# DIRECTIVE
Your task is to repeat the entries word for word while leaving out the pictures.

============================================================

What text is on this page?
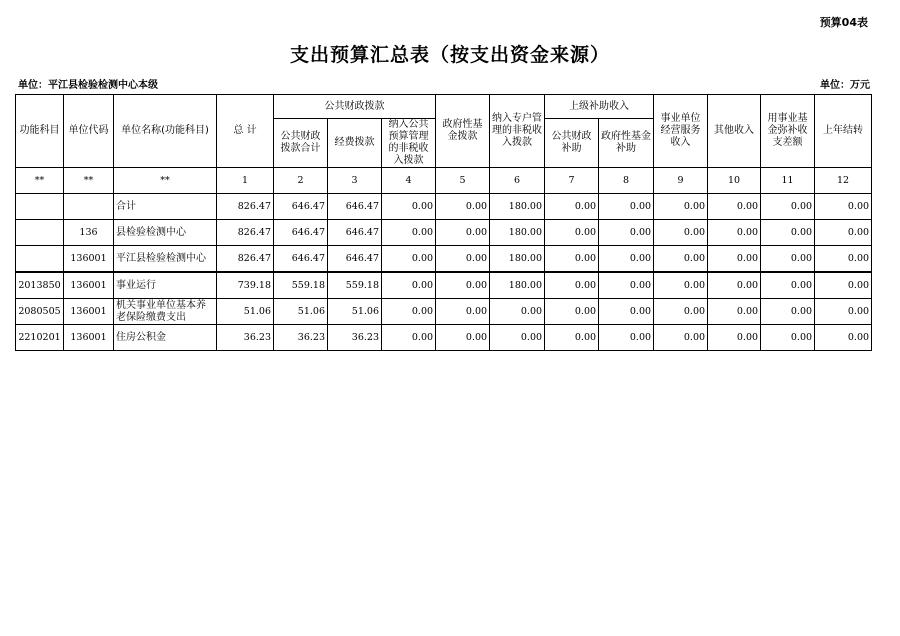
预算04表
支出预算汇总表（按支出资金来源）
单位：平江县检验检测中心本级	单位：万元
功能科目	单位代码	单位名称(功能科目)	总 计	公共财政拨款			政府性基金拨款	纳入专户管理的非税收入拨款	上级补助收入		事业单位经营服务收入	其他收入	用事业基金弥补收支差额	上年结转
				公共财政拨款合计	经费拨款	纳入公共预算管理的非税收入拨款								
									公共财政补助	政府性基金补助				
**	**	**	1	2	3	4	5	6	7	8	9	10	11	12
		合计	826.47	646.47	646.47	0.00	0.00	180.00	0.00	0.00	0.00	0.00	0.00	0.00
	136	县检验检测中心	826.47	646.47	646.47	0.00	0.00	180.00	0.00	0.00	0.00	0.00	0.00	0.00
	136001	平江县检验检测中心	826.47	646.47	646.47	0.00	0.00	180.00	0.00	0.00	0.00	0.00	0.00	0.00
2013850	136001	事业运行	739.18	559.18	559.18	0.00	0.00	180.00	0.00	0.00	0.00	0.00	0.00	0.00
2080505	136001	机关事业单位基本养老保险缴费支出	51.06	51.06	51.06	0.00	0.00	0.00	0.00	0.00	0.00	0.00	0.00	0.00
2210201	136001	住房公积金	36.23	36.23	36.23	0.00	0.00	0.00	0.00	0.00	0.00	0.00	0.00	0.00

============================================================

# REPLY
What text is on this page?
预算04表
支出预算汇总表（按支出资金来源）
单位：平江县检验检测中心本级	单位：万元
功能科目	单位代码	单位名称(功能科目)	总 计	公共财政拨款			政府性基金拨款	纳入专户管理的非税收入拨款	上级补助收入		事业单位经营服务收入	其他收入	用事业基金弥补收支差额	上年结转
				公共财政拨款合计	经费拨款	纳入公共预算管理的非税收入拨款								
									公共财政补助	政府性基金补助				
**	**	**	1	2	3	4	5	6	7	8	9	10	11	12
		合计	826.47	646.47	646.47	0.00	0.00	180.00	0.00	0.00	0.00	0.00	0.00	0.00
	136	县检验检测中心	826.47	646.47	646.47	0.00	0.00	180.00	0.00	0.00	0.00	0.00	0.00	0.00
	136001	平江县检验检测中心	826.47	646.47	646.47	0.00	0.00	180.00	0.00	0.00	0.00	0.00	0.00	0.00
2013850	136001	事业运行	739.18	559.18	559.18	0.00	0.00	180.00	0.00	0.00	0.00	0.00	0.00	0.00
2080505	136001	机关事业单位基本养老保险缴费支出	51.06	51.06	51.06	0.00	0.00	0.00	0.00	0.00	0.00	0.00	0.00	0.00
2210201	136001	住房公积金	36.23	36.23	36.23	0.00	0.00	0.00	0.00	0.00	0.00	0.00	0.00	0.00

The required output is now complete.